[Job]
Copy the data below exactly.

[Dataset records]
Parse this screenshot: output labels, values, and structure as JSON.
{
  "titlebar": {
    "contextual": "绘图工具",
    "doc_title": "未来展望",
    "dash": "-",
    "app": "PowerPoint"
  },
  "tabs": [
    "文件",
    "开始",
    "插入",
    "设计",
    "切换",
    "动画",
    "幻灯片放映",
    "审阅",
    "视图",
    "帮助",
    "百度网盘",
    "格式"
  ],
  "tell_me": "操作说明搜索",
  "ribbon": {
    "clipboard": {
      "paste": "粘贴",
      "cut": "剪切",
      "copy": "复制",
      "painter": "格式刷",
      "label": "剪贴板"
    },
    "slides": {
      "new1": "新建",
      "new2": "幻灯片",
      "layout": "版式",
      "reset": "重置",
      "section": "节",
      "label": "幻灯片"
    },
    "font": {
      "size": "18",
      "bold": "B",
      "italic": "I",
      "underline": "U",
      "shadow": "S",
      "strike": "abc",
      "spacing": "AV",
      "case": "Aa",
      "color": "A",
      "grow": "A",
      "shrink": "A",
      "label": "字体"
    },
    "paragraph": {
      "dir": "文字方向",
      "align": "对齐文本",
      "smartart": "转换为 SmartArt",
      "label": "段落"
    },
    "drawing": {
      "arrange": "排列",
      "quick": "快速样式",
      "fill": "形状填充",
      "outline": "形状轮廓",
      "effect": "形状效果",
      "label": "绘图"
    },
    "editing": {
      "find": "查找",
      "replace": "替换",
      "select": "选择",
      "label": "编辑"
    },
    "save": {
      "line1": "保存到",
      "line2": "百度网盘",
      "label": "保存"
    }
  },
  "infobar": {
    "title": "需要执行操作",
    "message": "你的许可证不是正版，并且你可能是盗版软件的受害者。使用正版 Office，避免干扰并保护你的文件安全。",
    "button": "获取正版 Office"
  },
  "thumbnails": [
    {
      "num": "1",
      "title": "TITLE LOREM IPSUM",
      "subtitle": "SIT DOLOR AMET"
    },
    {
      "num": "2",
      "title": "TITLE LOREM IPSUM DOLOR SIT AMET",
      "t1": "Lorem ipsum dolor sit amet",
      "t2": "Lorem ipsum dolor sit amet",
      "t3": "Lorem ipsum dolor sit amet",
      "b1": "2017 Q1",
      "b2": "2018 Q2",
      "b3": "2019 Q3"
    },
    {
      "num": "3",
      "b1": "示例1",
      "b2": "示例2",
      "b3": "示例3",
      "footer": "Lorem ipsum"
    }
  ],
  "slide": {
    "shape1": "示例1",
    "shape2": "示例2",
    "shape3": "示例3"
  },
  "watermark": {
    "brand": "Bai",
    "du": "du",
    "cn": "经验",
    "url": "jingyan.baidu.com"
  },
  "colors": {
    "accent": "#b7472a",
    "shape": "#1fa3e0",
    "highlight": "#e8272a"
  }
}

[Reply]
Parse this screenshot: output labels, values, and structure as JSON.
{
  "titlebar": {
    "contextual": "绘图工具",
    "doc_title": "未来展望",
    "dash": "-",
    "app": "PowerPoint"
  },
  "tabs": [
    "文件",
    "开始",
    "插入",
    "设计",
    "切换",
    "动画",
    "幻灯片放映",
    "审阅",
    "视图",
    "帮助",
    "百度网盘",
    "格式"
  ],
  "tell_me": "操作说明搜索",
  "ribbon": {
    "clipboard": {
      "paste": "粘贴",
      "cut": "剪切",
      "copy": "复制",
      "painter": "格式刷",
      "label": "剪贴板"
    },
    "slides": {
      "new1": "新建",
      "new2": "幻灯片",
      "layout": "版式",
      "reset": "重置",
      "section": "节",
      "label": "幻灯片"
    },
    "font": {
      "size": "18",
      "bold": "B",
      "italic": "I",
      "underline": "U",
      "shadow": "S",
      "strike": "abc",
      "spacing": "AV",
      "case": "Aa",
      "color": "A",
      "grow": "A",
      "shrink": "A",
      "label": "字体"
    },
    "paragraph": {
      "dir": "文字方向",
      "align": "对齐文本",
      "smartart": "转换为 SmartArt",
      "label": "段落"
    },
    "drawing": {
      "arrange": "排列",
      "quick": "快速样式",
      "fill": "形状填充",
      "outline": "形状轮廓",
      "effect": "形状效果",
      "label": "绘图"
    },
    "editing": {
      "find": "查找",
      "replace": "替换",
      "select": "选择",
      "label": "编辑"
    },
    "save": {
      "line1": "保存到",
      "line2": "百度网盘",
      "label": "保存"
    }
  },
  "infobar": {
    "title": "需要执行操作",
    "message": "你的许可证不是正版，并且你可能是盗版软件的受害者。使用正版 Office，避免干扰并保护你的文件安全。",
    "button": "获取正版 Office"
  },
  "thumbnails": [
    {
      "num": "1",
      "title": "TITLE LOREM IPSUM",
      "subtitle": "SIT DOLOR AMET"
    },
    {
      "num": "2",
      "title": "TITLE LOREM IPSUM DOLOR SIT AMET",
      "t1": "Lorem ipsum dolor sit amet",
      "t2": "Lorem ipsum dolor sit amet",
      "t3": "Lorem ipsum dolor sit amet",
      "b1": "2017 Q1",
      "b2": "2018 Q2",
      "b3": "2019 Q3"
    },
    {
      "num": "3",
      "b1": "示例1",
      "b2": "示例2",
      "b3": "示例3",
      "footer": "Lorem ipsum"
    }
  ],
  "slide": {
    "shape1": "示例1",
    "shape2": "示例2",
    "shape3": "示例3"
  },
  "watermark": {
    "brand": "Bai",
    "du": "du",
    "cn": "经验",
    "url": "jingyan.baidu.com"
  },
  "colors": {
    "accent": "#b7472a",
    "shape": "#1fa3e0",
    "highlight": "#e8272a"
  }
}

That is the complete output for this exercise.